-- STATED GOAL --
Extract all lines that hold "Blend" from the records below.

[Data records]
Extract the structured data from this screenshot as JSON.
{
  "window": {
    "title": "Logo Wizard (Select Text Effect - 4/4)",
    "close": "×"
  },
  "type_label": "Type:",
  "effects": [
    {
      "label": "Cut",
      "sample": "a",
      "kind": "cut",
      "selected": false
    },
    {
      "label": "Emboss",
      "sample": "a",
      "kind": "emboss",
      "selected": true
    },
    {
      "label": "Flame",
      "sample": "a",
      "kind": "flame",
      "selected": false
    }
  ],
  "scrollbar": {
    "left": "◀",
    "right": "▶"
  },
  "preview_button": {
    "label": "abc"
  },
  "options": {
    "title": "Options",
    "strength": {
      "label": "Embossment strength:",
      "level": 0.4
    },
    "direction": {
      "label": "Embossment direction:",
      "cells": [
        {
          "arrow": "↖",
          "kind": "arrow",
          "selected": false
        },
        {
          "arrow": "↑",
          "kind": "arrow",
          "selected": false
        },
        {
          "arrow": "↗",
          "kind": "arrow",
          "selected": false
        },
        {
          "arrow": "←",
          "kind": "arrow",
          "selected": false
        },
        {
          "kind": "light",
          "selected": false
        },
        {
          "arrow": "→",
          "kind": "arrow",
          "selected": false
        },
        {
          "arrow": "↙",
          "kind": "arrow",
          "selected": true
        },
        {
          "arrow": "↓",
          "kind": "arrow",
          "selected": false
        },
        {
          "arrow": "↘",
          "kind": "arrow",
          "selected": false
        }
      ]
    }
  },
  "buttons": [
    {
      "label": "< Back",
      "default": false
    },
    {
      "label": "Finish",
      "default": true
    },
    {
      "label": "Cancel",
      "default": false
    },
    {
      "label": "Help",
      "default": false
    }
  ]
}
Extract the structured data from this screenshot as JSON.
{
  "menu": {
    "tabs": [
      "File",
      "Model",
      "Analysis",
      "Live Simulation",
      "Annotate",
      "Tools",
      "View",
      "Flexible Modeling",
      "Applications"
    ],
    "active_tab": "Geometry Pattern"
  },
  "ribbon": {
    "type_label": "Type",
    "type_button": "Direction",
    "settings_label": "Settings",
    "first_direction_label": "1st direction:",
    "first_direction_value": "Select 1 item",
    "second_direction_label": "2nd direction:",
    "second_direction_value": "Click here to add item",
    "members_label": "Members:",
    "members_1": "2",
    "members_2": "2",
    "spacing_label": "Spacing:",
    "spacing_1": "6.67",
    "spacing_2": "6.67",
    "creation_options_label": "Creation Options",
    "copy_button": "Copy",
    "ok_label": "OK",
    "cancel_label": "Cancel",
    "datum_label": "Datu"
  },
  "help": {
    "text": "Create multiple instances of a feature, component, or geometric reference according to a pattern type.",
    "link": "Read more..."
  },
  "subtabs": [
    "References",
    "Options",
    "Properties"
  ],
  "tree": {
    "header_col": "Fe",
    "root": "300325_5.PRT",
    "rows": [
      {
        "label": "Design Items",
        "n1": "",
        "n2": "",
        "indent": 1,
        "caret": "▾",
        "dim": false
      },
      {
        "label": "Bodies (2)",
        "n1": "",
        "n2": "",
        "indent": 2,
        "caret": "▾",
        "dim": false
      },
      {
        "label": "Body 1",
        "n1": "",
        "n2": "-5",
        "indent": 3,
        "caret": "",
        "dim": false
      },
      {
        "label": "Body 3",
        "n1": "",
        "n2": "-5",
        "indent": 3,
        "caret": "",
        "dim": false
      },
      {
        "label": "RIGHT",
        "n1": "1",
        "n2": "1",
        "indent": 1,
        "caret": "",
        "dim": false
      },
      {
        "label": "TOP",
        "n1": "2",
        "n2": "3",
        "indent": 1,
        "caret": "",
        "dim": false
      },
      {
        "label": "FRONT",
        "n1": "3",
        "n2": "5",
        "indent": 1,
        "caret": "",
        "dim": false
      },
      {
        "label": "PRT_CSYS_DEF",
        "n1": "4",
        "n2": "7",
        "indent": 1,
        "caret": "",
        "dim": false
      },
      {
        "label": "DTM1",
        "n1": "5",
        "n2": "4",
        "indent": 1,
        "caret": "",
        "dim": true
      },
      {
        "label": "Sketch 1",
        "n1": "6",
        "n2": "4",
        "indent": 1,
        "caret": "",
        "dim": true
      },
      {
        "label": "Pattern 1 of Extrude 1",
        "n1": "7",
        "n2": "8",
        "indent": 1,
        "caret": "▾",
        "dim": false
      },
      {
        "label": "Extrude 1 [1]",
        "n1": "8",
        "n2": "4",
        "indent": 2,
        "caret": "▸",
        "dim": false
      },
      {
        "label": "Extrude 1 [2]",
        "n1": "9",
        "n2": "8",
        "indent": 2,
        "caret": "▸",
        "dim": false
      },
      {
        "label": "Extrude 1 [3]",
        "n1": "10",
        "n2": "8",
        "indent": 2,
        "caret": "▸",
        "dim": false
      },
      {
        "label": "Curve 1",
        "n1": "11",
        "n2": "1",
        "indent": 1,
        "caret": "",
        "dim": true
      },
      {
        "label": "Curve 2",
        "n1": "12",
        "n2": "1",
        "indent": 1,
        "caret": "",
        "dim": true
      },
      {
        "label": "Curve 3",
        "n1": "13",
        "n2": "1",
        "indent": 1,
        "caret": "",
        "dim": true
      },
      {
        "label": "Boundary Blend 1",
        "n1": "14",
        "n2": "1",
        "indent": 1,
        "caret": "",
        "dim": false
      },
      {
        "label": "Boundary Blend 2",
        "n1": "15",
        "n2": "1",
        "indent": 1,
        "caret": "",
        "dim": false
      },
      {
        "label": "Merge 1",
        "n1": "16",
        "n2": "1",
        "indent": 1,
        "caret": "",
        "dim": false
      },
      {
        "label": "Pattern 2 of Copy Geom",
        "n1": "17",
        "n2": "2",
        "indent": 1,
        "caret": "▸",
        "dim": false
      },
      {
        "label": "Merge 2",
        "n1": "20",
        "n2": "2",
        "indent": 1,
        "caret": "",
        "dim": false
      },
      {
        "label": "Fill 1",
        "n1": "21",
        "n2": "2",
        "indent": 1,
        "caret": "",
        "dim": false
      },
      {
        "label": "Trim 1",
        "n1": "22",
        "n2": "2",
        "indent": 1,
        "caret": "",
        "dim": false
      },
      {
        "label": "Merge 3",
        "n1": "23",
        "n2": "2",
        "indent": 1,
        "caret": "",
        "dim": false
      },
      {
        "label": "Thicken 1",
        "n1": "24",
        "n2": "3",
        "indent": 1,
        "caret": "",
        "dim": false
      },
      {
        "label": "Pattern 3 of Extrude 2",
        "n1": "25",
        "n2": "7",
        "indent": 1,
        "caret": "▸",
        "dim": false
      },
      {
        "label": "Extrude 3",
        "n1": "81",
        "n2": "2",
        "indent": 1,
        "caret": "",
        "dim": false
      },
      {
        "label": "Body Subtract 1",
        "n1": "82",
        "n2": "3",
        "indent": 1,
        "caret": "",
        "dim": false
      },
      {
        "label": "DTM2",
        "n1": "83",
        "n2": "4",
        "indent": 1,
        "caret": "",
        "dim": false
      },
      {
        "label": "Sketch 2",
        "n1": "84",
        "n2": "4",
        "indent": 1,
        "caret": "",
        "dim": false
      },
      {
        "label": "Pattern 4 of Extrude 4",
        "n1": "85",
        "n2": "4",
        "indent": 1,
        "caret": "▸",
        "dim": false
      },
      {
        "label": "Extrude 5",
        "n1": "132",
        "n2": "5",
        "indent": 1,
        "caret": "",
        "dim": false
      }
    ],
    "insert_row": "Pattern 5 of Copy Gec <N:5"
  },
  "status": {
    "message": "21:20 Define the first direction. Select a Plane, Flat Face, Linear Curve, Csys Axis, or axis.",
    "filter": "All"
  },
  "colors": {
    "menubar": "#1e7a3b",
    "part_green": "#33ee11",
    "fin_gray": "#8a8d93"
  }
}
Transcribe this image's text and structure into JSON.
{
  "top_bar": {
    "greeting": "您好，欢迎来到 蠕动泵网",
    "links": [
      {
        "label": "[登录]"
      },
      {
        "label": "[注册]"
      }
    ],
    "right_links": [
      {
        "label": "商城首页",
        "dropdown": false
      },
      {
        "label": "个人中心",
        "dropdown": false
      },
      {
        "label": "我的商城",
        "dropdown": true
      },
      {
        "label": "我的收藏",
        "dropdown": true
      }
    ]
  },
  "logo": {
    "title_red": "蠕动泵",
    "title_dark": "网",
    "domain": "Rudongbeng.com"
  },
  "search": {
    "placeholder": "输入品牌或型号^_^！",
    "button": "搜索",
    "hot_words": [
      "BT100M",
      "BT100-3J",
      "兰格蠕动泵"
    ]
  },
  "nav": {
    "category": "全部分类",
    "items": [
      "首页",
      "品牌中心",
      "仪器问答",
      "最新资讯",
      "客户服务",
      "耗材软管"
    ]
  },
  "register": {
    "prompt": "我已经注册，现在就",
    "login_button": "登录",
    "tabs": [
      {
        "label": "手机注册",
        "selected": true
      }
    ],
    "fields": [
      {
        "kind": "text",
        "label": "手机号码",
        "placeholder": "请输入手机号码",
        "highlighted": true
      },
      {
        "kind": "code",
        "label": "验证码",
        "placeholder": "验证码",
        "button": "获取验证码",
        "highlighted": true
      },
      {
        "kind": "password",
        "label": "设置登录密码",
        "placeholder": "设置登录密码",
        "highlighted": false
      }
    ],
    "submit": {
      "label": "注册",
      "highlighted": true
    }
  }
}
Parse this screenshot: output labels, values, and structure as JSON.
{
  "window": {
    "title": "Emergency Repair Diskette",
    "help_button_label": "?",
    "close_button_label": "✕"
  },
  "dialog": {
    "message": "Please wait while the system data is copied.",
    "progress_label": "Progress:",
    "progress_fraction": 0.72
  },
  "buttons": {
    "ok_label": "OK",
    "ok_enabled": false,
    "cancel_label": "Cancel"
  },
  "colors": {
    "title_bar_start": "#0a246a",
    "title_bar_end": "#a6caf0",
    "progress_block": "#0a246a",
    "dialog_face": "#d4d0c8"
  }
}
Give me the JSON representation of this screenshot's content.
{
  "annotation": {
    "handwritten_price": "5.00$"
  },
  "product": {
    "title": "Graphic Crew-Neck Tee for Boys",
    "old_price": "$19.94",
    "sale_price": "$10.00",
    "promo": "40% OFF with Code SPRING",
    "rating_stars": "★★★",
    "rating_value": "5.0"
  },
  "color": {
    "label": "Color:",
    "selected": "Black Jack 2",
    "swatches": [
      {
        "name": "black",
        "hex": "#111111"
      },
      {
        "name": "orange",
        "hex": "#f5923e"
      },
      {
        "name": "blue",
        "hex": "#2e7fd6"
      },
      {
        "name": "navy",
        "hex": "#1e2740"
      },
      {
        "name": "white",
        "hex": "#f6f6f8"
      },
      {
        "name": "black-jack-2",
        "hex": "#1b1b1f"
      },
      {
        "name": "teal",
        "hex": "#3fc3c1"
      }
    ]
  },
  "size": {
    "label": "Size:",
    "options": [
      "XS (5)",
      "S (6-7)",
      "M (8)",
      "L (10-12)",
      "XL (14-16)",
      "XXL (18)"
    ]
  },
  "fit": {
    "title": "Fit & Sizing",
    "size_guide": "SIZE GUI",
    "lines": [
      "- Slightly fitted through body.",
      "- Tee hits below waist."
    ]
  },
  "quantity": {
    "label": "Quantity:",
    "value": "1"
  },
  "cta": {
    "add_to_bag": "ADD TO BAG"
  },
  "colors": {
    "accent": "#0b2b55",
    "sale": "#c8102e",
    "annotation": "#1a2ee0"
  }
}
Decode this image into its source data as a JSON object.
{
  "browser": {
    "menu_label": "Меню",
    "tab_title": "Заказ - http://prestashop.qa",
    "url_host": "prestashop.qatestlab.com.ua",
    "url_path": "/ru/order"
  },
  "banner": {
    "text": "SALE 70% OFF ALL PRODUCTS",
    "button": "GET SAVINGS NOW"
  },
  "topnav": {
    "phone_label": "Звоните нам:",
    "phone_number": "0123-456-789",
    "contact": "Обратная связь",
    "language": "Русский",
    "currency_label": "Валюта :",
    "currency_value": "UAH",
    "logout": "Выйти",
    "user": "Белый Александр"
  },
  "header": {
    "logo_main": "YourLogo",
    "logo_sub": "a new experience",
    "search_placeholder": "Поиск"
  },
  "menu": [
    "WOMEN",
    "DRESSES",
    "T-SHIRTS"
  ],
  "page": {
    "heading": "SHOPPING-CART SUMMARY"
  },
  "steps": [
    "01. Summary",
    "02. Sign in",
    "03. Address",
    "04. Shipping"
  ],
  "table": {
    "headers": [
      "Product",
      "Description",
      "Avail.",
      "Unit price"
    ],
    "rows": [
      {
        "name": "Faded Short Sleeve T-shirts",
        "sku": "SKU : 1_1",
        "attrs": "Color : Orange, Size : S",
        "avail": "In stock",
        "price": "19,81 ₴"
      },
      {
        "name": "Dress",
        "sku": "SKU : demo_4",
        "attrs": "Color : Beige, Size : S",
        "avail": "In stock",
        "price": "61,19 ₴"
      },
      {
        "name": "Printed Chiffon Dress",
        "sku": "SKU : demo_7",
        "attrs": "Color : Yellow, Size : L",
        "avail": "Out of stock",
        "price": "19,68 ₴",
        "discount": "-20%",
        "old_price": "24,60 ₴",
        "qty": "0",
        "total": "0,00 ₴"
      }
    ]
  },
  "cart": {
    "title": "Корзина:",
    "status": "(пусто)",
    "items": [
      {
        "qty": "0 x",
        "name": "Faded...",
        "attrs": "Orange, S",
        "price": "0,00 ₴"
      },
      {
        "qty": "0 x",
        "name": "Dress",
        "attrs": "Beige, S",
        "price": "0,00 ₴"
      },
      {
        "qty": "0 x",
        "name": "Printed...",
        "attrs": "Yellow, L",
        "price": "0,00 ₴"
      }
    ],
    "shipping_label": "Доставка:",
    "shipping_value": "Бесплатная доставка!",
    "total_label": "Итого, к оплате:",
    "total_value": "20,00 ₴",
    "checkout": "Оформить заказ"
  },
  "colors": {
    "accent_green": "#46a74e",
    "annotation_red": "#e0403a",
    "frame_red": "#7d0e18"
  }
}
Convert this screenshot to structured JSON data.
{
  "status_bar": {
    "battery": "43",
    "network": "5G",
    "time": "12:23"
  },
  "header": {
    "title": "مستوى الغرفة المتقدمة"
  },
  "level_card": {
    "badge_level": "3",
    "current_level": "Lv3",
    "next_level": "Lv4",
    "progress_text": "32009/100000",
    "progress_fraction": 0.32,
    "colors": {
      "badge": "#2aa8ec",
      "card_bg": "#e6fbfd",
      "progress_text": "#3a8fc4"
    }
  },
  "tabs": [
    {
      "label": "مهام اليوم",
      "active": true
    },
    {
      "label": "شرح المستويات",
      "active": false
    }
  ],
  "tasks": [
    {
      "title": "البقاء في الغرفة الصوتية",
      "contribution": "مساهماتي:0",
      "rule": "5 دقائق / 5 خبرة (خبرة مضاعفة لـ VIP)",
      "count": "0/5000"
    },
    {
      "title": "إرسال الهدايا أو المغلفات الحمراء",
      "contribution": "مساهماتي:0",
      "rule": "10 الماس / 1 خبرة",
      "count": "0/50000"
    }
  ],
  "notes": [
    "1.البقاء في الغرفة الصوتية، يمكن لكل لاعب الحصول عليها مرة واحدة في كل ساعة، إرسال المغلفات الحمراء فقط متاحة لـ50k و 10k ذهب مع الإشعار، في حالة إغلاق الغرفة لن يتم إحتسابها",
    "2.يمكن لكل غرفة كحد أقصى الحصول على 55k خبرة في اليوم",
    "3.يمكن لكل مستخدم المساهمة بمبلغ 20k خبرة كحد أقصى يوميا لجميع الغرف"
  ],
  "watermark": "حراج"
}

-- OUTPUT OF THE EXERCISE --
        "label": "Boundary Blend 1",
        "label": "Boundary Blend 2",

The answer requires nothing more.